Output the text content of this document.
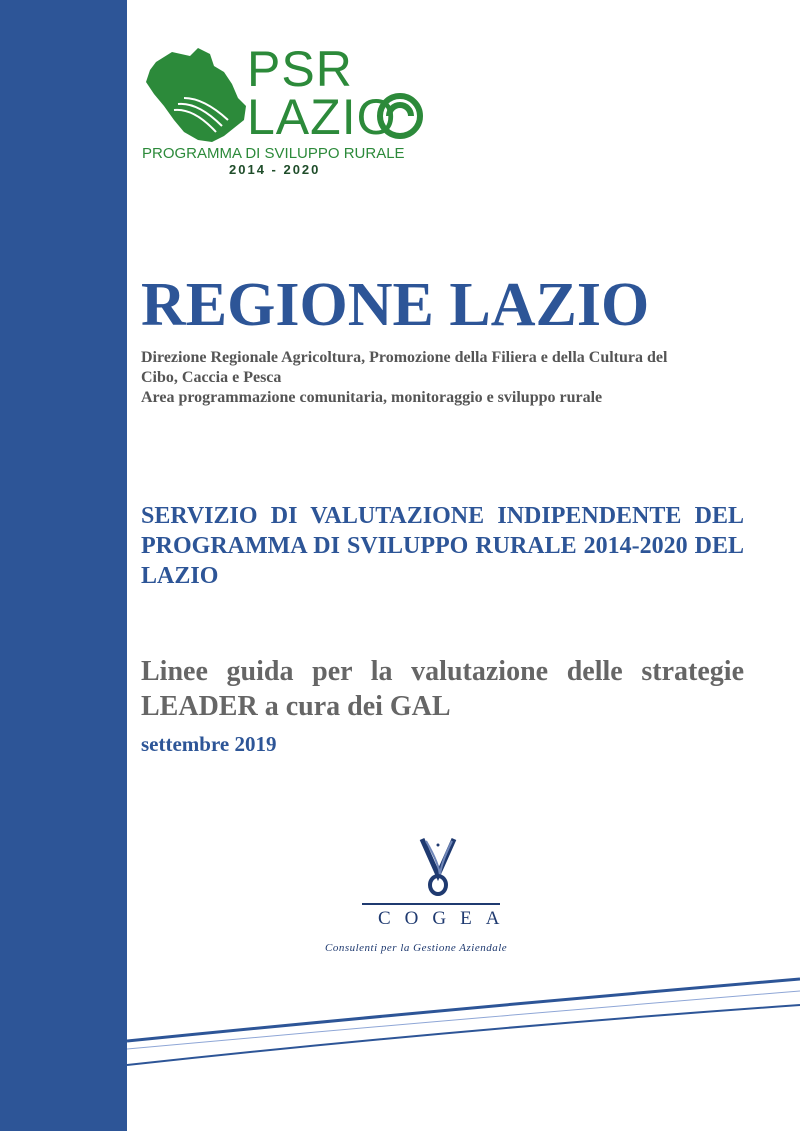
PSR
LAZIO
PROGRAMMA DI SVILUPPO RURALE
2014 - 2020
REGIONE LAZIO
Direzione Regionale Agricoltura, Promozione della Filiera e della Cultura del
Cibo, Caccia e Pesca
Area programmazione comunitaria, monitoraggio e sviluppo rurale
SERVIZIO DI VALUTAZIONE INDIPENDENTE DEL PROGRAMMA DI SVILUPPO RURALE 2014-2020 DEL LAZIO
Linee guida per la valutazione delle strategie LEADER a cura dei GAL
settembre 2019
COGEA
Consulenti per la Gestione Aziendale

================

- [What to work on]: The records above need to be given again exactly. Omit the pictures.

- [Task output]:
Output the text content of this document.
PSR
LAZIO
PROGRAMMA DI SVILUPPO RURALE
2014 - 2020
REGIONE LAZIO
Direzione Regionale Agricoltura, Promozione della Filiera e della Cultura del
Cibo, Caccia e Pesca
Area programmazione comunitaria, monitoraggio e sviluppo rurale
SERVIZIO DI VALUTAZIONE INDIPENDENTE DEL PROGRAMMA DI SVILUPPO RURALE 2014-2020 DEL LAZIO
Linee guida per la valutazione delle strategie LEADER a cura dei GAL
settembre 2019
COGEA
Consulenti per la Gestione Aziendale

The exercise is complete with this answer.